DIRECTION: The entries below should be output exactly as written.

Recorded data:
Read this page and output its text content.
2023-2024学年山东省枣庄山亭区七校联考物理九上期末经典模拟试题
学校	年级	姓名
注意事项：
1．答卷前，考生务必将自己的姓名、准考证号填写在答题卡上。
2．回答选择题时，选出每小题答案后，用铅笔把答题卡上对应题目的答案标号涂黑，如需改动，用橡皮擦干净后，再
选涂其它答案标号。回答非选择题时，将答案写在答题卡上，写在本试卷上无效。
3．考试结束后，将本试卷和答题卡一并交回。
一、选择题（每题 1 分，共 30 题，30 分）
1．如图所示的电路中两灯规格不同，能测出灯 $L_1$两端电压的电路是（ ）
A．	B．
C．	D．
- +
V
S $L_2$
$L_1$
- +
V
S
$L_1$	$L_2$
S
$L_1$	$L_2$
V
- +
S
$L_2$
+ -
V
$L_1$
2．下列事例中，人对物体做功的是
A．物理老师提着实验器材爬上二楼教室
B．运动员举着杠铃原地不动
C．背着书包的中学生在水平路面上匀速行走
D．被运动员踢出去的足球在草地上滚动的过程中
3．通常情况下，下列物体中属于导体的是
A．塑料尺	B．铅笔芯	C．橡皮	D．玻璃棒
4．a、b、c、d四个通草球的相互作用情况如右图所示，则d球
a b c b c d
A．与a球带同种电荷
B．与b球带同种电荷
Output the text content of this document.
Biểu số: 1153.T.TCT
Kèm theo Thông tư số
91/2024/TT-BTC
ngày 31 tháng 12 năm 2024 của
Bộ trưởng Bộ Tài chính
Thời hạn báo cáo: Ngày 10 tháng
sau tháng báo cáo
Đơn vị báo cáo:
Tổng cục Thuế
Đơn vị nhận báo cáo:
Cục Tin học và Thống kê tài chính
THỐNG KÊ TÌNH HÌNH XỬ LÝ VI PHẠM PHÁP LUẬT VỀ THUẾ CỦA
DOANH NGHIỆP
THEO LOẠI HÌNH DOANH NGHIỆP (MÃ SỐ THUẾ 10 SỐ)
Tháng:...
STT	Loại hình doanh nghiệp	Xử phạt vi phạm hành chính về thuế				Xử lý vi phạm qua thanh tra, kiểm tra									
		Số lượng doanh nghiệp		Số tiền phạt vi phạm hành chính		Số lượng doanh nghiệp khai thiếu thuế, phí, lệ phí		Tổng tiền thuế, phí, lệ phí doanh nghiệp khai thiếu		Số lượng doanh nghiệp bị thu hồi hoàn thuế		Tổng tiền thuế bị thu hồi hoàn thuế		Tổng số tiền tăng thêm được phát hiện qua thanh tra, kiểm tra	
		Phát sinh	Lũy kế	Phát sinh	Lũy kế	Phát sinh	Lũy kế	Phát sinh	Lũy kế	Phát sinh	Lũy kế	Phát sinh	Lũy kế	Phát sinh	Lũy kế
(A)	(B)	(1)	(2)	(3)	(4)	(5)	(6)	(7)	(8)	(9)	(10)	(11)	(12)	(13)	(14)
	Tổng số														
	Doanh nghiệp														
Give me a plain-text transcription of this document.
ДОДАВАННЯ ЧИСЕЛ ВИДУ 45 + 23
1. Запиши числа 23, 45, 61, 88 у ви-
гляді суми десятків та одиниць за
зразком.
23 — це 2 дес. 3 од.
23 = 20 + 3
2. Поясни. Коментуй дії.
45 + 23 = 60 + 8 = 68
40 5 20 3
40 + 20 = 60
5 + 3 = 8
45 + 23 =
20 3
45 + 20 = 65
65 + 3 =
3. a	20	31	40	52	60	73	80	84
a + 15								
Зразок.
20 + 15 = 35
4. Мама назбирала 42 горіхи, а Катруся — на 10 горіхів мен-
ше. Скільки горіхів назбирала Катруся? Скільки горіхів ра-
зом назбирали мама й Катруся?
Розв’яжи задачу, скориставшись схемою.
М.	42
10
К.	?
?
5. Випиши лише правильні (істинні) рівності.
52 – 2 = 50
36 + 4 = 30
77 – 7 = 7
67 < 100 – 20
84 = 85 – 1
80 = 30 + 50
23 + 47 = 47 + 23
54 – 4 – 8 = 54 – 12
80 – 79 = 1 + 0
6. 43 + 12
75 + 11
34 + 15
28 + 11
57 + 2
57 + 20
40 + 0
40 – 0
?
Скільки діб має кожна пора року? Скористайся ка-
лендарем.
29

TASK RESULT:
Read this page and output its text content.
2023-2024学年山东省枣庄山亭区七校联考物理九上期末经典模拟试题
学校	年级	姓名
注意事项：
1．答卷前，考生务必将自己的姓名、准考证号填写在答题卡上。
2．回答选择题时，选出每小题答案后，用铅笔把答题卡上对应题目的答案标号涂黑，如需改动，用橡皮擦干净后，再
选涂其它答案标号。回答非选择题时，将答案写在答题卡上，写在本试卷上无效。
3．考试结束后，将本试卷和答题卡一并交回。
一、选择题（每题 1 分，共 30 题，30 分）
1．如图所示的电路中两灯规格不同，能测出灯 $L_1$两端电压的电路是（ ）
A．	B．
C．	D．
- +
V
S $L_2$
$L_1$
- +
V
S
$L_1$	$L_2$
S
$L_1$	$L_2$
V
- +
S
$L_2$
+ -
V
$L_1$
2．下列事例中，人对物体做功的是
A．物理老师提着实验器材爬上二楼教室
B．运动员举着杠铃原地不动
C．背着书包的中学生在水平路面上匀速行走
D．被运动员踢出去的足球在草地上滚动的过程中
3．通常情况下，下列物体中属于导体的是
A．塑料尺	B．铅笔芯	C．橡皮	D．玻璃棒
4．a、b、c、d四个通草球的相互作用情况如右图所示，则d球
a b c b c d
A．与a球带同种电荷
B．与b球带同种电荷
Output the text content of this document.
Biểu số: 1153.T.TCT
Kèm theo Thông tư số
91/2024/TT-BTC
ngày 31 tháng 12 năm 2024 của
Bộ trưởng Bộ Tài chính
Thời hạn báo cáo: Ngày 10 tháng
sau tháng báo cáo
Đơn vị báo cáo:
Tổng cục Thuế
Đơn vị nhận báo cáo:
Cục Tin học và Thống kê tài chính
THỐNG KÊ TÌNH HÌNH XỬ LÝ VI PHẠM PHÁP LUẬT VỀ THUẾ CỦA
DOANH NGHIỆP
THEO LOẠI HÌNH DOANH NGHIỆP (MÃ SỐ THUẾ 10 SỐ)
Tháng:...
STT	Loại hình doanh nghiệp	Xử phạt vi phạm hành chính về thuế				Xử lý vi phạm qua thanh tra, kiểm tra									
		Số lượng doanh nghiệp		Số tiền phạt vi phạm hành chính		Số lượng doanh nghiệp khai thiếu thuế, phí, lệ phí		Tổng tiền thuế, phí, lệ phí doanh nghiệp khai thiếu		Số lượng doanh nghiệp bị thu hồi hoàn thuế		Tổng tiền thuế bị thu hồi hoàn thuế		Tổng số tiền tăng thêm được phát hiện qua thanh tra, kiểm tra	
		Phát sinh	Lũy kế	Phát sinh	Lũy kế	Phát sinh	Lũy kế	Phát sinh	Lũy kế	Phát sinh	Lũy kế	Phát sinh	Lũy kế	Phát sinh	Lũy kế
(A)	(B)	(1)	(2)	(3)	(4)	(5)	(6)	(7)	(8)	(9)	(10)	(11)	(12)	(13)	(14)
	Tổng số														
	Doanh nghiệp														
Give me a plain-text transcription of this document.
ДОДАВАННЯ ЧИСЕЛ ВИДУ 45 + 23
1. Запиши числа 23, 45, 61, 88 у ви-
гляді суми десятків та одиниць за
зразком.
23 — це 2 дес. 3 од.
23 = 20 + 3
2. Поясни. Коментуй дії.
45 + 23 = 60 + 8 = 68
40 5 20 3
40 + 20 = 60
5 + 3 = 8
45 + 23 =
20 3
45 + 20 = 65
65 + 3 =
3. a	20	31	40	52	60	73	80	84
a + 15								
Зразок.
20 + 15 = 35
4. Мама назбирала 42 горіхи, а Катруся — на 10 горіхів мен-
ше. Скільки горіхів назбирала Катруся? Скільки горіхів ра-
зом назбирали мама й Катруся?
Розв’яжи задачу, скориставшись схемою.
М.	42
10
К.	?
?
5. Випиши лише правильні (істинні) рівності.
52 – 2 = 50
36 + 4 = 30
77 – 7 = 7
67 < 100 – 20
84 = 85 – 1
80 = 30 + 50
23 + 47 = 47 + 23
54 – 4 – 8 = 54 – 12
80 – 79 = 1 + 0
6. 43 + 12
75 + 11
34 + 15
28 + 11
57 + 2
57 + 20
40 + 0
40 – 0
?
Скільки діб має кожна пора року? Скористайся ка-
лендарем.
29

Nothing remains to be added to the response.